━━ SUPPLIED DATA
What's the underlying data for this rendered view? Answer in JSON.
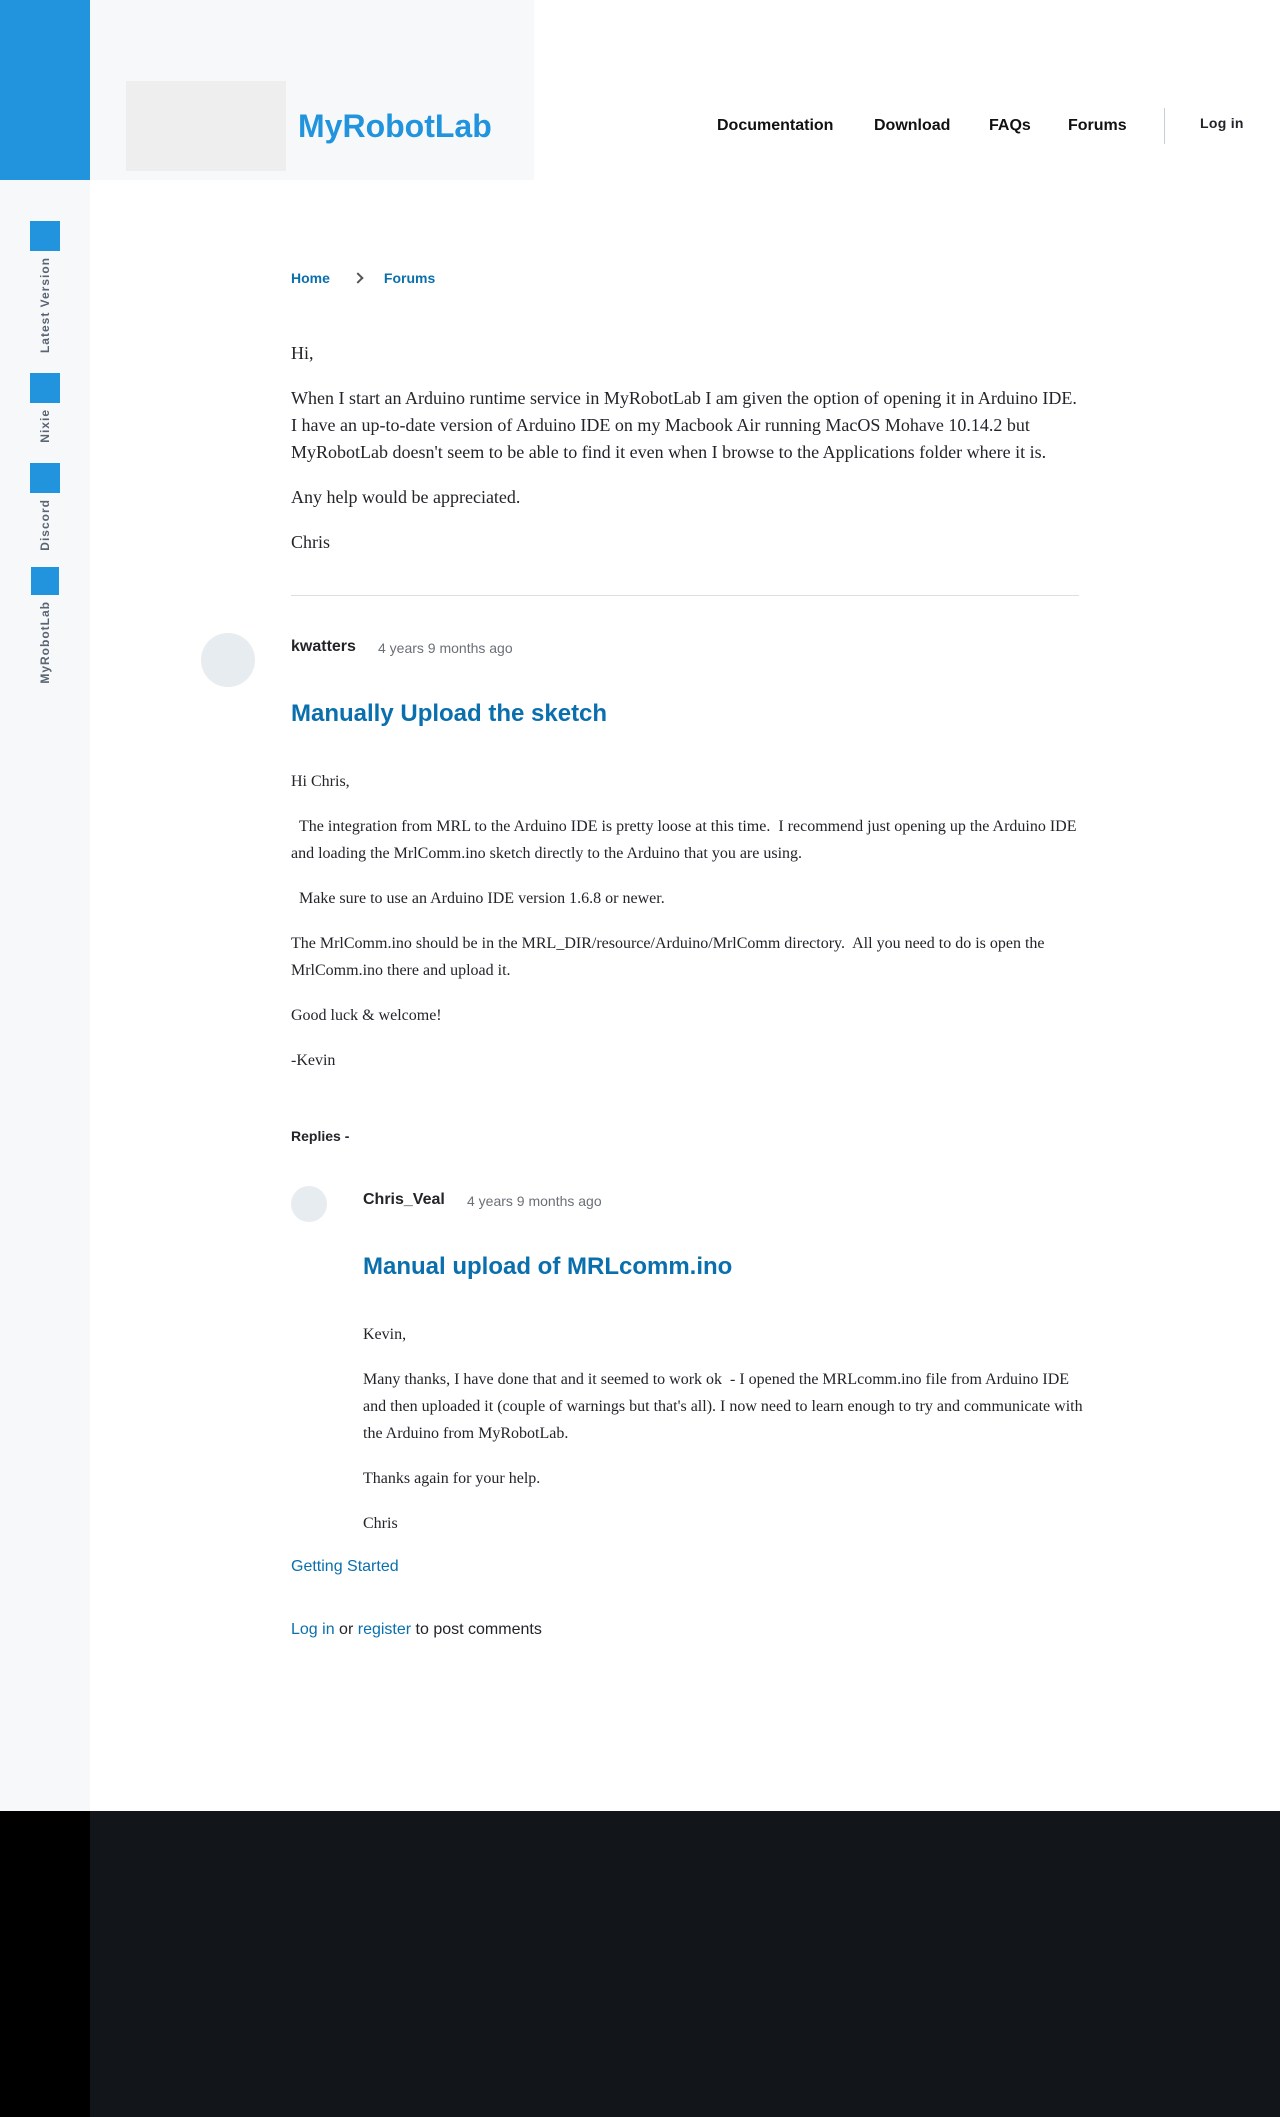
{
  "site": {
    "name": "MyRobotLab"
  },
  "nav": {
    "documentation": "Documentation",
    "download": "Download",
    "faqs": "FAQs",
    "forums": "Forums",
    "login": "Log in"
  },
  "rail": {
    "items": [
      {
        "label": "Latest Version"
      },
      {
        "label": "Nixie"
      },
      {
        "label": "Discord"
      },
      {
        "label": "MyRobotLab"
      }
    ]
  },
  "breadcrumb": {
    "home": "Home",
    "forums": "Forums"
  },
  "post": {
    "paragraphs": [
      "Hi,",
      "When I start an Arduino runtime service in MyRobotLab I am given the option of opening it in Arduino IDE. I have an up-to-date version of Arduino IDE on my Macbook Air running MacOS Mohave 10.14.2 but MyRobotLab doesn't seem to be able to find it even when I browse to the Applications folder where it is.",
      "Any help would be appreciated.",
      "Chris"
    ]
  },
  "comment": {
    "author": "kwatters",
    "time": "4 years 9 months ago",
    "title": "Manually Upload the sketch",
    "paragraphs": [
      "Hi Chris,",
      "  The integration from MRL to the Arduino IDE is pretty loose at this time.  I recommend just opening up the Arduino IDE and loading the MrlComm.ino sketch directly to the Arduino that you are using.",
      "  Make sure to use an Arduino IDE version 1.6.8 or newer.",
      "The MrlComm.ino should be in the MRL_DIR/resource/Arduino/MrlComm directory.  All you need to do is open the MrlComm.ino there and upload it.",
      "Good luck & welcome!",
      "-Kevin"
    ]
  },
  "replies_label": "Replies -",
  "reply": {
    "author": "Chris_Veal",
    "time": "4 years 9 months ago",
    "title": "Manual upload of MRLcomm.ino",
    "paragraphs": [
      "Kevin,",
      "Many thanks, I have done that and it seemed to work ok  - I opened the MRLcomm.ino file from Arduino IDE and then uploaded it (couple of warnings but that's all). I now need to learn enough to try and communicate with the Arduino from MyRobotLab.",
      "Thanks again for your help.",
      "Chris"
    ]
  },
  "tag": "Getting Started",
  "post_comments": {
    "login": "Log in",
    "or": "or",
    "register": "register",
    "suffix": "to post comments"
  },
  "colors": {
    "accent": "#2194dd",
    "link": "#0a6fad",
    "footer": "#121519"
  }
}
━━━━
#### GIVEN TASK:
Reproduce the full listing faithfully, but do not carry over any pictures.

#### EXERCISE RESULT:
What's the underlying data for this rendered view? Answer in JSON.
{
  "site": {
    "name": "MyRobotLab"
  },
  "nav": {
    "documentation": "Documentation",
    "download": "Download",
    "faqs": "FAQs",
    "forums": "Forums",
    "login": "Log in"
  },
  "rail": {
    "items": [
      {
        "label": "Latest Version"
      },
      {
        "label": "Nixie"
      },
      {
        "label": "Discord"
      },
      {
        "label": "MyRobotLab"
      }
    ]
  },
  "breadcrumb": {
    "home": "Home",
    "forums": "Forums"
  },
  "post": {
    "paragraphs": [
      "Hi,",
      "When I start an Arduino runtime service in MyRobotLab I am given the option of opening it in Arduino IDE. I have an up-to-date version of Arduino IDE on my Macbook Air running MacOS Mohave 10.14.2 but MyRobotLab doesn't seem to be able to find it even when I browse to the Applications folder where it is.",
      "Any help would be appreciated.",
      "Chris"
    ]
  },
  "comment": {
    "author": "kwatters",
    "time": "4 years 9 months ago",
    "title": "Manually Upload the sketch",
    "paragraphs": [
      "Hi Chris,",
      "  The integration from MRL to the Arduino IDE is pretty loose at this time.  I recommend just opening up the Arduino IDE and loading the MrlComm.ino sketch directly to the Arduino that you are using.",
      "  Make sure to use an Arduino IDE version 1.6.8 or newer.",
      "The MrlComm.ino should be in the MRL_DIR/resource/Arduino/MrlComm directory.  All you need to do is open the MrlComm.ino there and upload it.",
      "Good luck & welcome!",
      "-Kevin"
    ]
  },
  "replies_label": "Replies -",
  "reply": {
    "author": "Chris_Veal",
    "time": "4 years 9 months ago",
    "title": "Manual upload of MRLcomm.ino",
    "paragraphs": [
      "Kevin,",
      "Many thanks, I have done that and it seemed to work ok  - I opened the MRLcomm.ino file from Arduino IDE and then uploaded it (couple of warnings but that's all). I now need to learn enough to try and communicate with the Arduino from MyRobotLab.",
      "Thanks again for your help.",
      "Chris"
    ]
  },
  "tag": "Getting Started",
  "post_comments": {
    "login": "Log in",
    "or": "or",
    "register": "register",
    "suffix": "to post comments"
  },
  "colors": {
    "accent": "#2194dd",
    "link": "#0a6fad",
    "footer": "#121519"
  }
}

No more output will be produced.